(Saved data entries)
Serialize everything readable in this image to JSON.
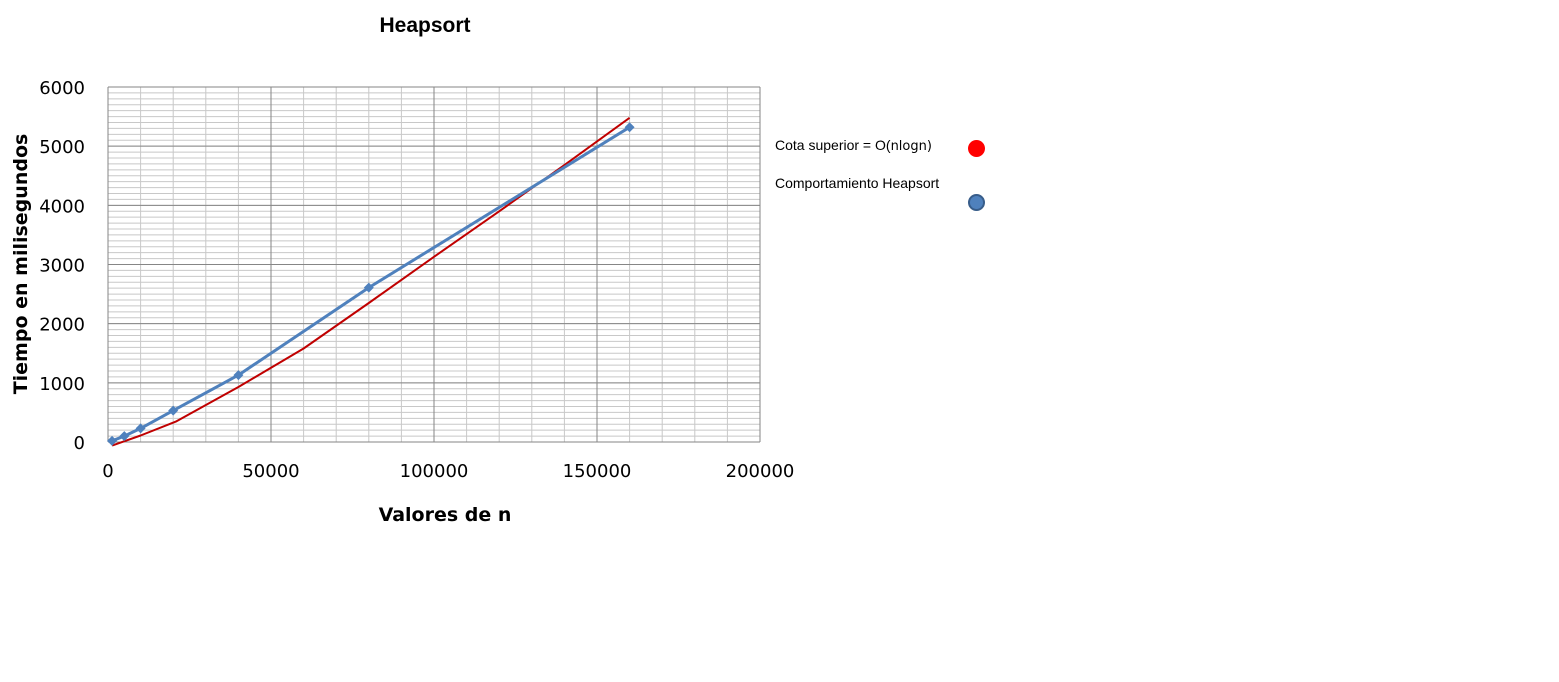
{
  "chart_data": {
    "type": "line",
    "title": "Heapsort",
    "xlabel": "Valores de n",
    "ylabel": "Tiempo en milisegundos",
    "xlim": [
      0,
      200000
    ],
    "ylim": [
      0,
      6000
    ],
    "xticks": [
      0,
      50000,
      100000,
      150000,
      200000
    ],
    "yticks": [
      0,
      1000,
      2000,
      3000,
      4000,
      5000,
      6000
    ],
    "grid": true,
    "legend_position": "right",
    "series": [
      {
        "name": "Cota superior = O(nlogn)",
        "name_main": "Cota superior = O(",
        "name_small": "nlogn)",
        "color": "#c00000",
        "legend_color": "#ff0000",
        "marker": "none",
        "x": [
          1250,
          10000,
          21000,
          40000,
          60000,
          80000,
          100000,
          120000,
          140000,
          160000
        ],
        "y": [
          -60,
          110,
          350,
          930,
          1580,
          2350,
          3130,
          3900,
          4680,
          5480
        ]
      },
      {
        "name": "Comportamiento Heapsort",
        "color": "#4f81bd",
        "legend_color": "#4f81bd",
        "marker": "diamond",
        "x": [
          1250,
          5000,
          10000,
          20000,
          40000,
          80000,
          160000
        ],
        "y": [
          20,
          100,
          230,
          530,
          1130,
          2610,
          5320
        ]
      }
    ]
  }
}
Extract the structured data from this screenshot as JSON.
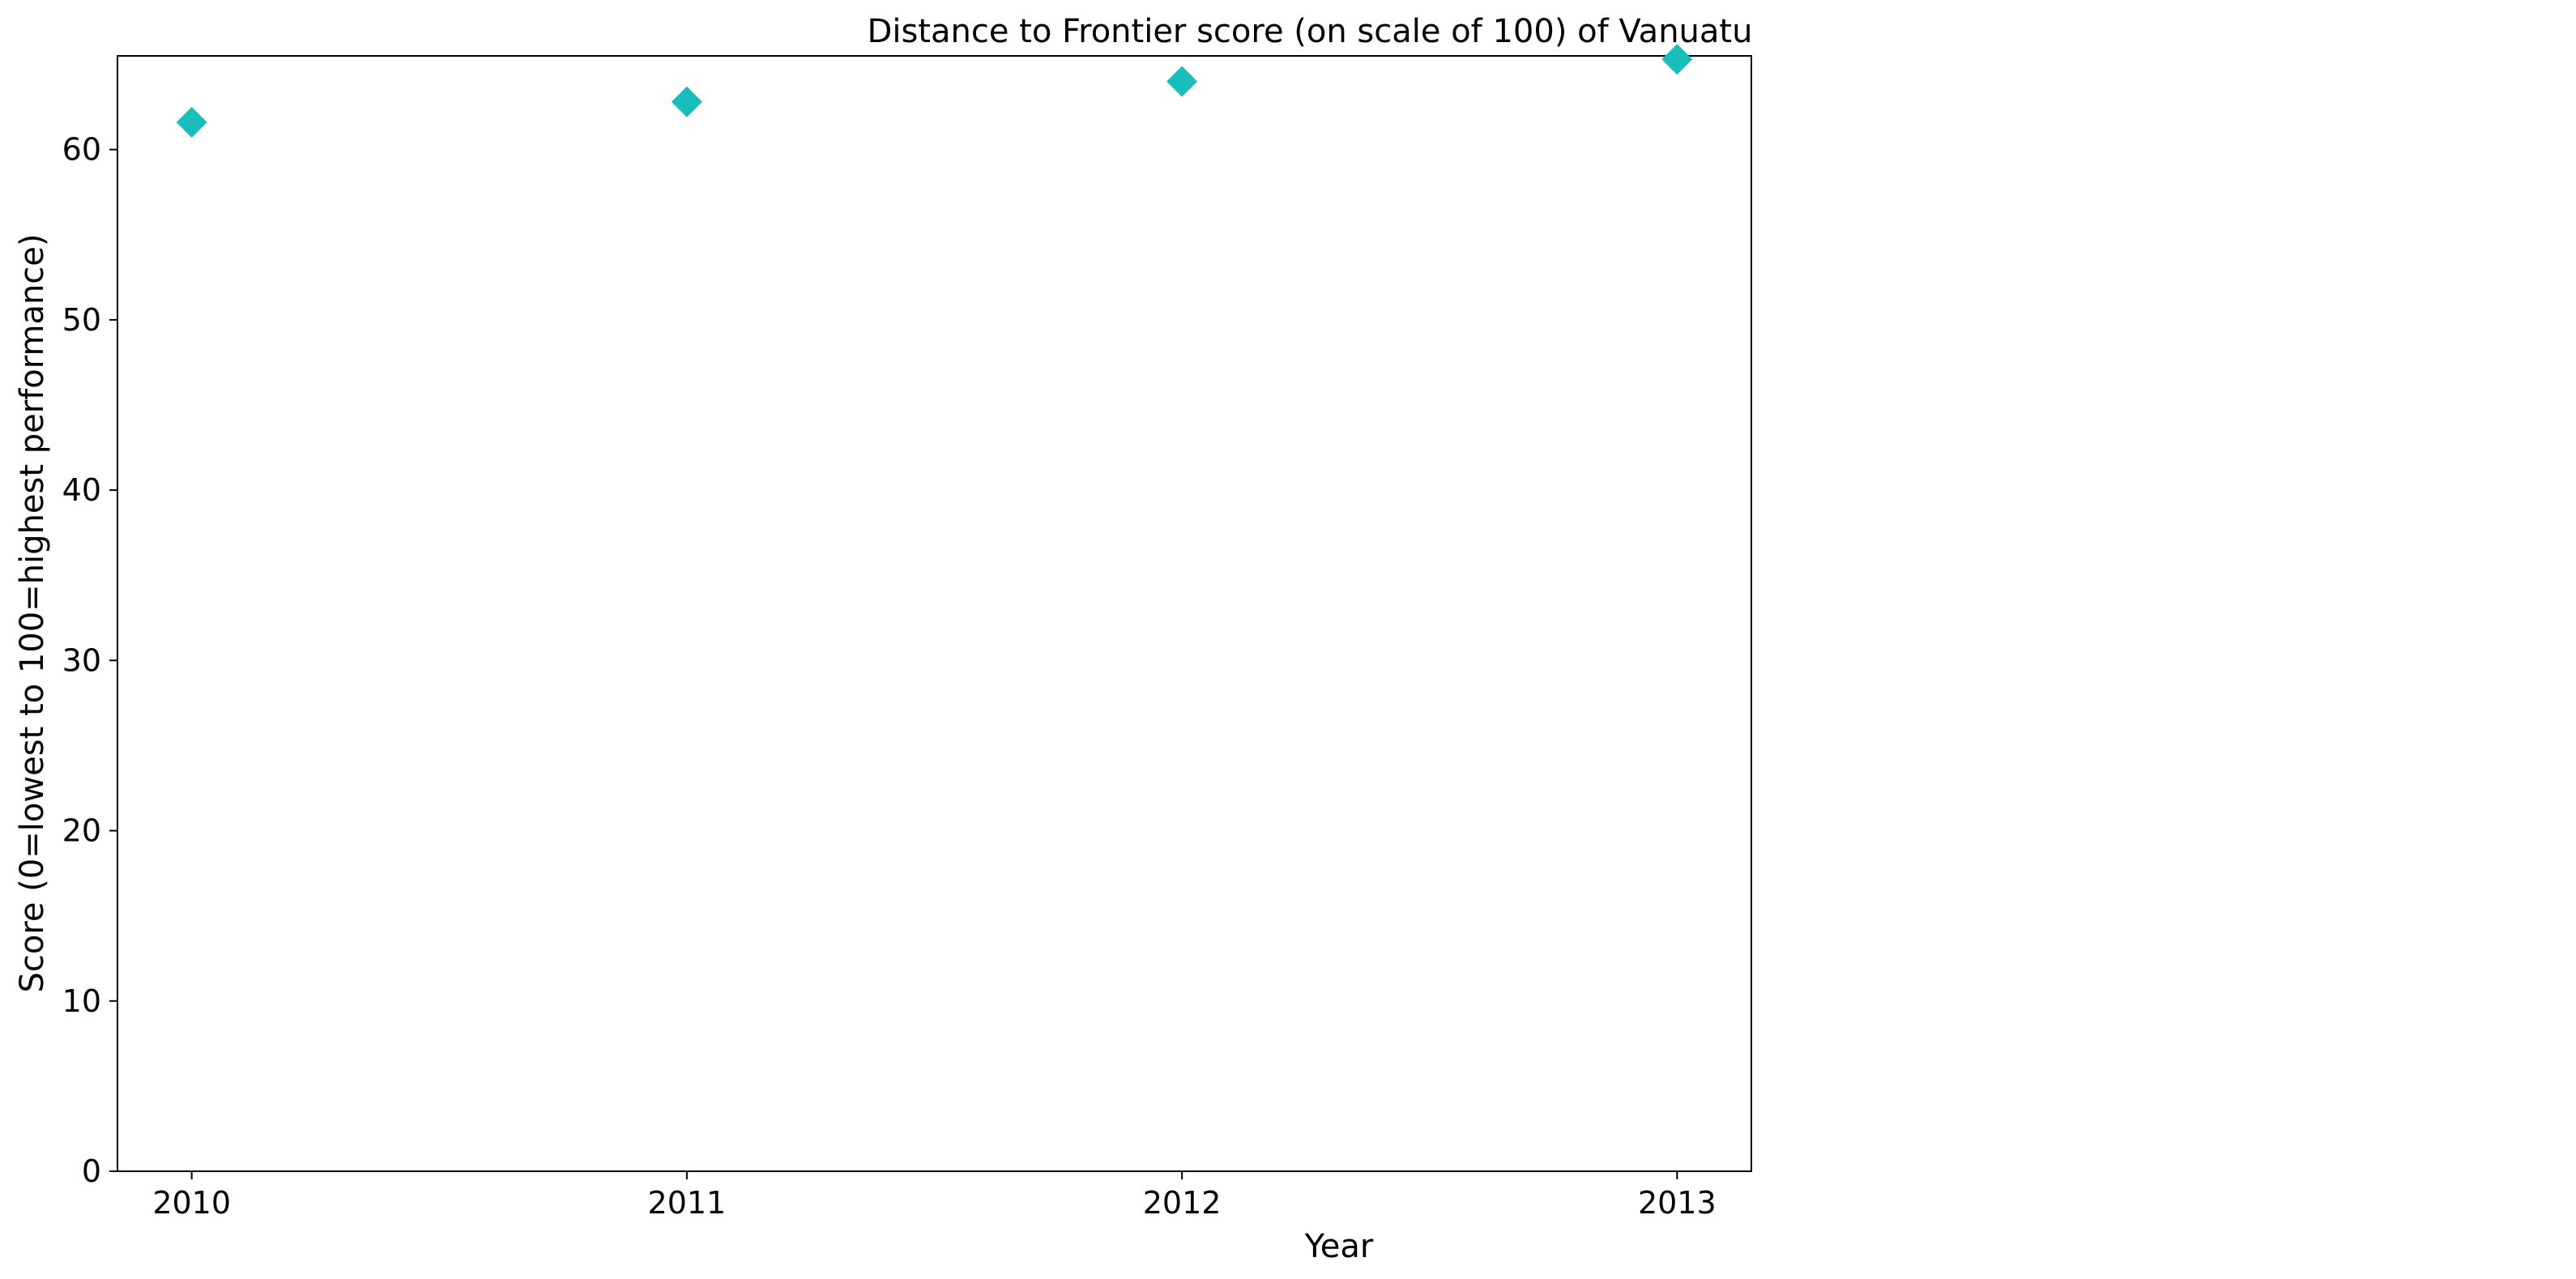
{
  "chart_data": {
    "type": "scatter",
    "title": "Distance to Frontier score (on scale of 100) of Vanuatu",
    "xlabel": "Year",
    "ylabel": "Score (0=lowest to 100=highest performance)",
    "x": [
      "2010",
      "2011",
      "2012",
      "2013"
    ],
    "series": [
      {
        "values": [
          61.6,
          62.8,
          64.0,
          65.3
        ]
      }
    ],
    "xlim": [
      2009.85,
      2013.15
    ],
    "ylim": [
      0,
      65.5
    ],
    "yticks": [
      0,
      10,
      20,
      30,
      40,
      50,
      60
    ],
    "xticks": [
      "2010",
      "2011",
      "2012",
      "2013"
    ],
    "marker": "diamond",
    "color": "#17BEBB",
    "grid": false,
    "legend": "none"
  }
}
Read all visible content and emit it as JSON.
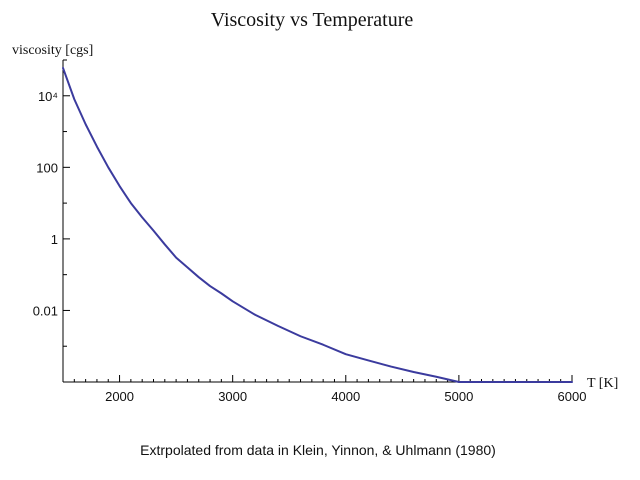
{
  "chart_data": {
    "type": "line",
    "title": "Viscosity vs Temperature",
    "xlabel": "T [K]",
    "ylabel": "viscosity [cgs]",
    "caption": "Extrpolated from data in Klein, Yinnon, & Uhlmann (1980)",
    "y_scale": "log",
    "xlim": [
      1500,
      6000
    ],
    "ylim": [
      0.0001,
      100000
    ],
    "x_ticks": [
      2000,
      3000,
      4000,
      5000,
      6000
    ],
    "x_tick_labels": [
      "2000",
      "3000",
      "4000",
      "5000",
      "6000"
    ],
    "y_ticks": [
      10000,
      100,
      1,
      0.01
    ],
    "y_tick_labels": [
      "10⁴",
      "100",
      "1",
      "0.01"
    ],
    "grid": false,
    "colors": {
      "line": "#3b3b9e",
      "axis": "#000000"
    },
    "series": [
      {
        "x": [
          1500,
          1600,
          1700,
          1800,
          1900,
          2000,
          2100,
          2200,
          2300,
          2400,
          2500,
          2600,
          2700,
          2800,
          2900,
          3000,
          3200,
          3400,
          3600,
          3800,
          4000,
          4200,
          4400,
          4600,
          4800,
          5000,
          5200,
          5400,
          5600,
          5800,
          6000
        ],
        "y": [
          60000,
          8000,
          1600,
          380,
          100,
          30,
          10,
          4,
          1.7,
          0.7,
          0.3,
          0.16,
          0.085,
          0.048,
          0.03,
          0.018,
          0.0075,
          0.0037,
          0.0019,
          0.0011,
          0.0006,
          0.0004,
          0.00027,
          0.00019,
          0.00014,
          0.0001,
          8e-05,
          6.5e-05,
          5.5e-05,
          4.8e-05,
          4e-05
        ]
      }
    ]
  }
}
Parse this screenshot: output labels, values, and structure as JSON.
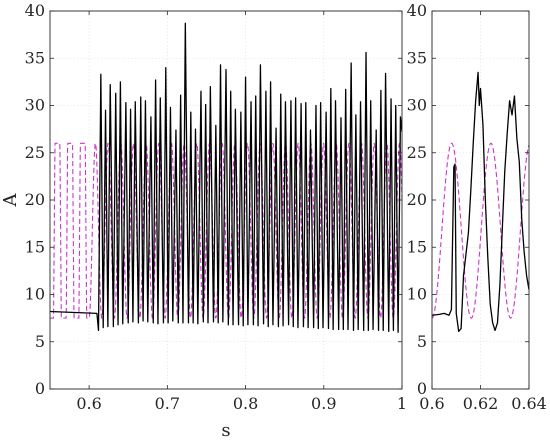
{
  "chart_data": [
    {
      "type": "line",
      "xlabel": "s",
      "ylabel": "A",
      "xlim": [
        0.55,
        1.0
      ],
      "ylim": [
        0,
        40
      ],
      "xticks": [
        0.6,
        0.7,
        0.8,
        0.9,
        1
      ],
      "xtick_labels": [
        "0.6",
        "0.7",
        "0.8",
        "0.9",
        "1"
      ],
      "yticks": [
        0,
        5,
        10,
        15,
        20,
        25,
        30,
        35,
        40
      ],
      "ytick_labels": [
        "0",
        "5",
        "10",
        "15",
        "20",
        "25",
        "30",
        "35",
        "40"
      ],
      "grid": true,
      "legend": false,
      "series": [
        {
          "color": "#000000",
          "style": "solid",
          "x": [
            0.55,
            0.61,
            0.612,
            0.615,
            0.618,
            0.621,
            0.624,
            0.627,
            0.631,
            0.634,
            0.637,
            0.64,
            0.643,
            0.647,
            0.65,
            0.653,
            0.656,
            0.659,
            0.663,
            0.666,
            0.669,
            0.672,
            0.675,
            0.679,
            0.682,
            0.685,
            0.688,
            0.691,
            0.695,
            0.698,
            0.701,
            0.704,
            0.707,
            0.711,
            0.714,
            0.717,
            0.72,
            0.723,
            0.727,
            0.73,
            0.733,
            0.736,
            0.739,
            0.743,
            0.746,
            0.749,
            0.752,
            0.755,
            0.759,
            0.762,
            0.765,
            0.768,
            0.771,
            0.775,
            0.778,
            0.781,
            0.784,
            0.787,
            0.791,
            0.794,
            0.797,
            0.8,
            0.803,
            0.807,
            0.81,
            0.813,
            0.816,
            0.819,
            0.823,
            0.826,
            0.829,
            0.832,
            0.835,
            0.839,
            0.842,
            0.845,
            0.848,
            0.851,
            0.855,
            0.858,
            0.861,
            0.864,
            0.867,
            0.871,
            0.874,
            0.877,
            0.88,
            0.883,
            0.887,
            0.89,
            0.893,
            0.896,
            0.899,
            0.903,
            0.906,
            0.909,
            0.912,
            0.915,
            0.919,
            0.922,
            0.925,
            0.928,
            0.931,
            0.935,
            0.938,
            0.941,
            0.944,
            0.947,
            0.951,
            0.954,
            0.957,
            0.96,
            0.963,
            0.967,
            0.97,
            0.973,
            0.976,
            0.979,
            0.983,
            0.986,
            0.989,
            0.992,
            0.995,
            0.998,
            1.0
          ],
          "y": [
            8.2,
            8.0,
            6.2,
            33.3,
            6.5,
            29.5,
            6.6,
            32.2,
            6.6,
            31.3,
            6.8,
            32.5,
            6.9,
            30.3,
            7.0,
            29.6,
            7.1,
            30.4,
            7.0,
            30.9,
            7.2,
            30.5,
            7.1,
            28.8,
            7.0,
            32.7,
            6.9,
            30.8,
            7.0,
            34.0,
            7.0,
            29.8,
            7.2,
            27.4,
            7.0,
            31.1,
            7.0,
            38.7,
            7.0,
            29.3,
            7.0,
            27.5,
            6.9,
            31.5,
            7.1,
            30.1,
            7.0,
            32.0,
            7.1,
            27.9,
            7.0,
            34.3,
            7.1,
            33.8,
            6.8,
            31.5,
            6.8,
            29.6,
            6.8,
            29.3,
            6.7,
            33.0,
            6.8,
            30.4,
            6.8,
            31.0,
            6.7,
            34.3,
            6.9,
            31.5,
            6.6,
            32.5,
            6.8,
            27.6,
            6.6,
            31.2,
            6.7,
            30.4,
            6.8,
            30.5,
            6.6,
            30.8,
            6.5,
            30.2,
            6.6,
            30.3,
            6.5,
            27.4,
            6.5,
            30.0,
            6.4,
            30.3,
            6.5,
            29.3,
            6.4,
            31.8,
            6.3,
            30.5,
            6.3,
            28.7,
            6.3,
            31.7,
            6.3,
            34.5,
            6.2,
            29.0,
            6.3,
            30.4,
            6.2,
            35.6,
            6.2,
            30.5,
            6.3,
            27.4,
            6.2,
            31.6,
            6.2,
            33.4,
            6.1,
            30.7,
            6.2,
            30.0,
            6.0,
            28.8,
            27.2
          ]
        },
        {
          "color": "#cc33cc",
          "style": "dashed",
          "wave": {
            "from": 0.55,
            "to": 1.0,
            "period": 0.0162,
            "min": 7.5,
            "max": 26.0,
            "phase": 0.0,
            "regime_change": 0.6,
            "early_duty_flat": 0.62
          }
        }
      ]
    },
    {
      "type": "line",
      "xlabel": "",
      "ylabel": "",
      "xlim": [
        0.6,
        0.64
      ],
      "ylim": [
        0,
        40
      ],
      "xticks": [
        0.6,
        0.62,
        0.64
      ],
      "xtick_labels": [
        "0.6",
        "0.62",
        "0.64"
      ],
      "yticks": [
        0,
        5,
        10,
        15,
        20,
        25,
        30,
        35,
        40
      ],
      "ytick_labels": [
        "0",
        "5",
        "10",
        "15",
        "20",
        "25",
        "30",
        "35",
        "40"
      ],
      "grid": true,
      "legend": false,
      "series": [
        {
          "color": "#000000",
          "style": "solid",
          "x": [
            0.6,
            0.603,
            0.605,
            0.607,
            0.608,
            0.609,
            0.6095,
            0.61,
            0.611,
            0.612,
            0.613,
            0.615,
            0.616,
            0.617,
            0.618,
            0.619,
            0.6195,
            0.62,
            0.621,
            0.622,
            0.623,
            0.624,
            0.625,
            0.626,
            0.627,
            0.628,
            0.629,
            0.63,
            0.631,
            0.632,
            0.633,
            0.634,
            0.635,
            0.636,
            0.637,
            0.638,
            0.639,
            0.64
          ],
          "y": [
            7.8,
            7.9,
            8.0,
            7.8,
            8.4,
            23.5,
            23.8,
            8.0,
            6.1,
            6.4,
            12.0,
            16.5,
            21.0,
            26.0,
            30.5,
            33.5,
            30.0,
            31.8,
            28.0,
            20.0,
            14.0,
            9.0,
            7.0,
            6.2,
            7.0,
            11.0,
            17.0,
            23.0,
            27.0,
            30.5,
            29.0,
            31.0,
            26.5,
            24.0,
            18.0,
            14.5,
            12.0,
            10.5
          ]
        },
        {
          "color": "#cc33cc",
          "style": "dashed",
          "wave": {
            "from": 0.6,
            "to": 0.64,
            "period": 0.0162,
            "min": 7.5,
            "max": 26.0,
            "phase": 0.0,
            "regime_change": 0.6,
            "early_duty_flat": 0.62
          }
        }
      ]
    }
  ]
}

TASK PROMPT - Find the string "from" in the records, then copy each line where it occurs.

WRITTEN RESPONSE -
Extract the structured data from this screenshot as JSON.
    "caption": "Extrpolated from data in Klein, Yinnon, & Uhlmann (1980)",
            "from": 0.55,
            "from": 0.6,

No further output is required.